Your goal
Using the listing below, extract each line that has the word "caption" in it.

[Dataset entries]
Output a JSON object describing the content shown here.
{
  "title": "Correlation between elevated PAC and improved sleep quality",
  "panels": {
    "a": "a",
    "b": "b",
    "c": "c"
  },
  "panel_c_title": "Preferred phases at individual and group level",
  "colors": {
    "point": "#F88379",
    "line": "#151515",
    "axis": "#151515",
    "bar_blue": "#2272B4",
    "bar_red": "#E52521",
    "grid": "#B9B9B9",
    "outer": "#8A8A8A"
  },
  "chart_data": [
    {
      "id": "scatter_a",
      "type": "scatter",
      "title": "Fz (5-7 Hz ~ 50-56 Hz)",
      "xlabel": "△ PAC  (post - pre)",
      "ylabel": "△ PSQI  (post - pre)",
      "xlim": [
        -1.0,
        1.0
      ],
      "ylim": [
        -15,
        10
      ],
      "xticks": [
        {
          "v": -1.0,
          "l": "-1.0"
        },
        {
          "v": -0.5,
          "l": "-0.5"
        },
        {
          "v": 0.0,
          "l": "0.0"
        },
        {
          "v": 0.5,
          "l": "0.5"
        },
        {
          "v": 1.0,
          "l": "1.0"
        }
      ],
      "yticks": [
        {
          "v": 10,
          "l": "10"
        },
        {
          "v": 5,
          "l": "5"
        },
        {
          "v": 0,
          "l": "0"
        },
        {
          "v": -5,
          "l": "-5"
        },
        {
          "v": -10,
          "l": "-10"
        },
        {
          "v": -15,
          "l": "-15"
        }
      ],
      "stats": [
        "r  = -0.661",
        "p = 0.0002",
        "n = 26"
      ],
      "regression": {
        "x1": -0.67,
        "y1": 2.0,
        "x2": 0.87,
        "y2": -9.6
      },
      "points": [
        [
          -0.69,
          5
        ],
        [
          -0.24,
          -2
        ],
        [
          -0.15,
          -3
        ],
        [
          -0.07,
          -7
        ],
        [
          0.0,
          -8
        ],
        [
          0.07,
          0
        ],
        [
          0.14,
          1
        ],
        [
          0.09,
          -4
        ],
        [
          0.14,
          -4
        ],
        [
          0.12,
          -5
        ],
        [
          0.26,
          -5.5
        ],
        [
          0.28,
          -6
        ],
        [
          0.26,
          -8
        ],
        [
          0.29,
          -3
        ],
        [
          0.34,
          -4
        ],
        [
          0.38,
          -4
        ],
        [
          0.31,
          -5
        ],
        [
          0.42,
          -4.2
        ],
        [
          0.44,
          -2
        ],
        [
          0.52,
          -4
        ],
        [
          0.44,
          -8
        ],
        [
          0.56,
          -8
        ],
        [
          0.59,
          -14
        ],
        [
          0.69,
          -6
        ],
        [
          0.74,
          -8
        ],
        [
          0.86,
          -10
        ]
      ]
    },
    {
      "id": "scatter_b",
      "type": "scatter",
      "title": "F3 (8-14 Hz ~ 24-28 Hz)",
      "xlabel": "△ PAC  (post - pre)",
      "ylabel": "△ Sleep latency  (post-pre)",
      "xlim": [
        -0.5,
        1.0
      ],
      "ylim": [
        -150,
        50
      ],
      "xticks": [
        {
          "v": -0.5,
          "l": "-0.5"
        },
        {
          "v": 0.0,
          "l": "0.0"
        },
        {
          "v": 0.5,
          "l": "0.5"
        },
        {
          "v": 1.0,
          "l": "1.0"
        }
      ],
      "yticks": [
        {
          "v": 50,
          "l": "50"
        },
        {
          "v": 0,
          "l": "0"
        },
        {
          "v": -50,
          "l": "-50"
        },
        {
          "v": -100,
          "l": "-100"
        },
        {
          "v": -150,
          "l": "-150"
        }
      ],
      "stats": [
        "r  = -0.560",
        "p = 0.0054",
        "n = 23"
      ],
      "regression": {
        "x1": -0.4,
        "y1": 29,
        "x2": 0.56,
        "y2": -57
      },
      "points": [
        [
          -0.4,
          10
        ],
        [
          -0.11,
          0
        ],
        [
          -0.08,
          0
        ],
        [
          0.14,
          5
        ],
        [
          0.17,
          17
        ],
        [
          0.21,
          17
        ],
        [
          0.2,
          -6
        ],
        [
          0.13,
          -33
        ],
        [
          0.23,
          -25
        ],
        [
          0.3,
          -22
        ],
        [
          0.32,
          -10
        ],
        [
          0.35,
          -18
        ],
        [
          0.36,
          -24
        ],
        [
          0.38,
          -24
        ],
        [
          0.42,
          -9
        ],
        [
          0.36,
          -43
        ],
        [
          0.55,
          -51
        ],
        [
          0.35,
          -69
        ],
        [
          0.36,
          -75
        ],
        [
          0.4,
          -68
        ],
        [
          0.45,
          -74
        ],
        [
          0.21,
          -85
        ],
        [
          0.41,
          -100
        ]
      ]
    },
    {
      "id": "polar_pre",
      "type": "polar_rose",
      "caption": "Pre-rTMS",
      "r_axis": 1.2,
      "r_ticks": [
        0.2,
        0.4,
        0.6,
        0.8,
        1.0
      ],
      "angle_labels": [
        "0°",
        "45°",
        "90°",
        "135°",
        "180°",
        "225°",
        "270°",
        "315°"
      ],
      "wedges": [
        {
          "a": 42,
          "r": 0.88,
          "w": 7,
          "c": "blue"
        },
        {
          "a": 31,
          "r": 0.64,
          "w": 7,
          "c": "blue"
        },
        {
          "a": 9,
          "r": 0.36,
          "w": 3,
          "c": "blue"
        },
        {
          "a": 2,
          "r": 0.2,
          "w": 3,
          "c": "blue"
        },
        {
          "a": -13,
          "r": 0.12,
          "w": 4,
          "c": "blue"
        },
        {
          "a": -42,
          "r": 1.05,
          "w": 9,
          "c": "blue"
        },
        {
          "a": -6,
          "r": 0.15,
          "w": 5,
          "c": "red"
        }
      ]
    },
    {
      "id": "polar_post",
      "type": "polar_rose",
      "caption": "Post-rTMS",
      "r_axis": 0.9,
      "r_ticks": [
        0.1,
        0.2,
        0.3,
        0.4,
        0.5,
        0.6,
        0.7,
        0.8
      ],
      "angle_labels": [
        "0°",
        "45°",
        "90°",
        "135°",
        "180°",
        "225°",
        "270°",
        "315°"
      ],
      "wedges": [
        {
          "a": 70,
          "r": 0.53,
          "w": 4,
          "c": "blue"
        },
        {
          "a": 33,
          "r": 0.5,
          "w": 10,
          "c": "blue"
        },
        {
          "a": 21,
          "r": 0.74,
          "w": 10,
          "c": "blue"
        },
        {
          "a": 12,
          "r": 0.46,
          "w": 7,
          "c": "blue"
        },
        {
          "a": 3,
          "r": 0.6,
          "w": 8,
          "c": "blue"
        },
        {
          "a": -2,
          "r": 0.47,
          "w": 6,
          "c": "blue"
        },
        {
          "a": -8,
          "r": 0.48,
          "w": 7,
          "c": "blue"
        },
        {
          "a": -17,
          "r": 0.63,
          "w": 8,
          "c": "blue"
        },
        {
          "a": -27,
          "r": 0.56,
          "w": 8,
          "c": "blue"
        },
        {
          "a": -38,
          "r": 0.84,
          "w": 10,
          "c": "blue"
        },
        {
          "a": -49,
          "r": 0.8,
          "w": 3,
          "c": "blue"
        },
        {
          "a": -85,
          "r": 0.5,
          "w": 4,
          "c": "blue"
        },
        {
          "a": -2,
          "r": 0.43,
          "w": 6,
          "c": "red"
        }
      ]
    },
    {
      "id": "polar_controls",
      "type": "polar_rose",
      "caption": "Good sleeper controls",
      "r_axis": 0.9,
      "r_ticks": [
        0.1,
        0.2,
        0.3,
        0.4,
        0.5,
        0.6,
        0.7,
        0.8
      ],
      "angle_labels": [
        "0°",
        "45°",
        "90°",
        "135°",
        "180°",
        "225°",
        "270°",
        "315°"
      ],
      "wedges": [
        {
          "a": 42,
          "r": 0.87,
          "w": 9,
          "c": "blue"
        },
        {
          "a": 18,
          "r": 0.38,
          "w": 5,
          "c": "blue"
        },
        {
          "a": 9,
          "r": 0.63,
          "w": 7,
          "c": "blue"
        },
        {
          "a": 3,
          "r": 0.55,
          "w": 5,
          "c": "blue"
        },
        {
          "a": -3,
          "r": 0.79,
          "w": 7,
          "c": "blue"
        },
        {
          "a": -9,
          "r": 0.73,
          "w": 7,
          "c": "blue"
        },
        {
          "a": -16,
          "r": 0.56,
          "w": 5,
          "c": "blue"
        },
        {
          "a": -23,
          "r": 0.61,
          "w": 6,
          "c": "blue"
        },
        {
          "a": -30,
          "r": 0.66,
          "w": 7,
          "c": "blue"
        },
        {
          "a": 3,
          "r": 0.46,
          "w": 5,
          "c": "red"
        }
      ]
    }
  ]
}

Correct response
      "caption": "Pre-rTMS",
      "caption": "Post-rTMS",
      "caption": "Good sleeper controls",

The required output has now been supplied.